> [Given request]: Count every line in the following entries where the word "mohú" appears. Give the count alone.
━━━
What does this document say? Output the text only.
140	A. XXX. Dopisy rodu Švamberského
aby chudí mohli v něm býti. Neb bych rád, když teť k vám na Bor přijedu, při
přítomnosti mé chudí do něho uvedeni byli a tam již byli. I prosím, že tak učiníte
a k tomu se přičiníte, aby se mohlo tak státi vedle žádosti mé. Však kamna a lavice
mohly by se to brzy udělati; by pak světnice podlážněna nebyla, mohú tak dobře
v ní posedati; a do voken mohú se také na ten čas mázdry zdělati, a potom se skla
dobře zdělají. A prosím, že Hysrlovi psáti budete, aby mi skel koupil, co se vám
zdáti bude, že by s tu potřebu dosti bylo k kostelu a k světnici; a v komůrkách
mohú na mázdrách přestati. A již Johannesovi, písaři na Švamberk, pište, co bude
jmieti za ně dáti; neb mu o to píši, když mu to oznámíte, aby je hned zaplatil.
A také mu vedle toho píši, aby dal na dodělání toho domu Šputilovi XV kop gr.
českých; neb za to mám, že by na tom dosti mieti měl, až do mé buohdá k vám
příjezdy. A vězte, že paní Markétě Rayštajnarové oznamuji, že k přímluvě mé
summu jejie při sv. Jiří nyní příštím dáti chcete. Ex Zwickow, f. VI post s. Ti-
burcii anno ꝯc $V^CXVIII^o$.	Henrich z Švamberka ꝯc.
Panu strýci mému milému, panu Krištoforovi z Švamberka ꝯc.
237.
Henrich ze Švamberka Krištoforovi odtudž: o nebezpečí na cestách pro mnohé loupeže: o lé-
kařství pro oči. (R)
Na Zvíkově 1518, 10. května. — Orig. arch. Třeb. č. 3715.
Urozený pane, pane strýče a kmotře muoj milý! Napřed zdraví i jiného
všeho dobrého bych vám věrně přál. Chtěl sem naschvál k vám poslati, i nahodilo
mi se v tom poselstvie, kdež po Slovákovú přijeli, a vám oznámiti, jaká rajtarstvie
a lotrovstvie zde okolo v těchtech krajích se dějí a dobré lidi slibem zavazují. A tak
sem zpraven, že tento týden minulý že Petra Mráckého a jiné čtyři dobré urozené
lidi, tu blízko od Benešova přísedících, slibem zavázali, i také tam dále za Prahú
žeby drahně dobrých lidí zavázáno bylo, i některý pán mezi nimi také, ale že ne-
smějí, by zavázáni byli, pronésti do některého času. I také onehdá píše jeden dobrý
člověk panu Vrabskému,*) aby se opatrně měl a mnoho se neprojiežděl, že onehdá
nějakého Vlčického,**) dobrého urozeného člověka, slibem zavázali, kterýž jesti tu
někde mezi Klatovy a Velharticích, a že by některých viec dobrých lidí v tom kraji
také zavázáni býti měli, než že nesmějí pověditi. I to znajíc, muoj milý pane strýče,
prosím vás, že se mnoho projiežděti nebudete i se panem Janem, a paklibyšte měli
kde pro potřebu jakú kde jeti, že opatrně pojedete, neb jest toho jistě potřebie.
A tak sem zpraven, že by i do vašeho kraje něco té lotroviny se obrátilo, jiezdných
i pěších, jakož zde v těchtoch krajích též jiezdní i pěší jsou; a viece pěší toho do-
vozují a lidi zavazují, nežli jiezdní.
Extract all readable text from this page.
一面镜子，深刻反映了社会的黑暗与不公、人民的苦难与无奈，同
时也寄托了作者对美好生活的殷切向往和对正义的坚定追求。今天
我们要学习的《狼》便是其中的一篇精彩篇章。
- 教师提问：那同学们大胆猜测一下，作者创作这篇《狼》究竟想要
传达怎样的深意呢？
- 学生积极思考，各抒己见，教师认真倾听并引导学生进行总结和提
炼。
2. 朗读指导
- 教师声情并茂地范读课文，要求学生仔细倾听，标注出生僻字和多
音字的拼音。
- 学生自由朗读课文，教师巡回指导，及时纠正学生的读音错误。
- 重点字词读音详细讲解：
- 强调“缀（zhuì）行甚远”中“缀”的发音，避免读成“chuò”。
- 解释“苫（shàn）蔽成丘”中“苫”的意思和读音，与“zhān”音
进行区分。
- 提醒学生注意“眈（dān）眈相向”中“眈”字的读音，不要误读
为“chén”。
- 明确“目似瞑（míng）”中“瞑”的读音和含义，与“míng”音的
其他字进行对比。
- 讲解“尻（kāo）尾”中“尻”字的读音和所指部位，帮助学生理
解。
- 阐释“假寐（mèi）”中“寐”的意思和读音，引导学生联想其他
━━━
> [Task response]: 3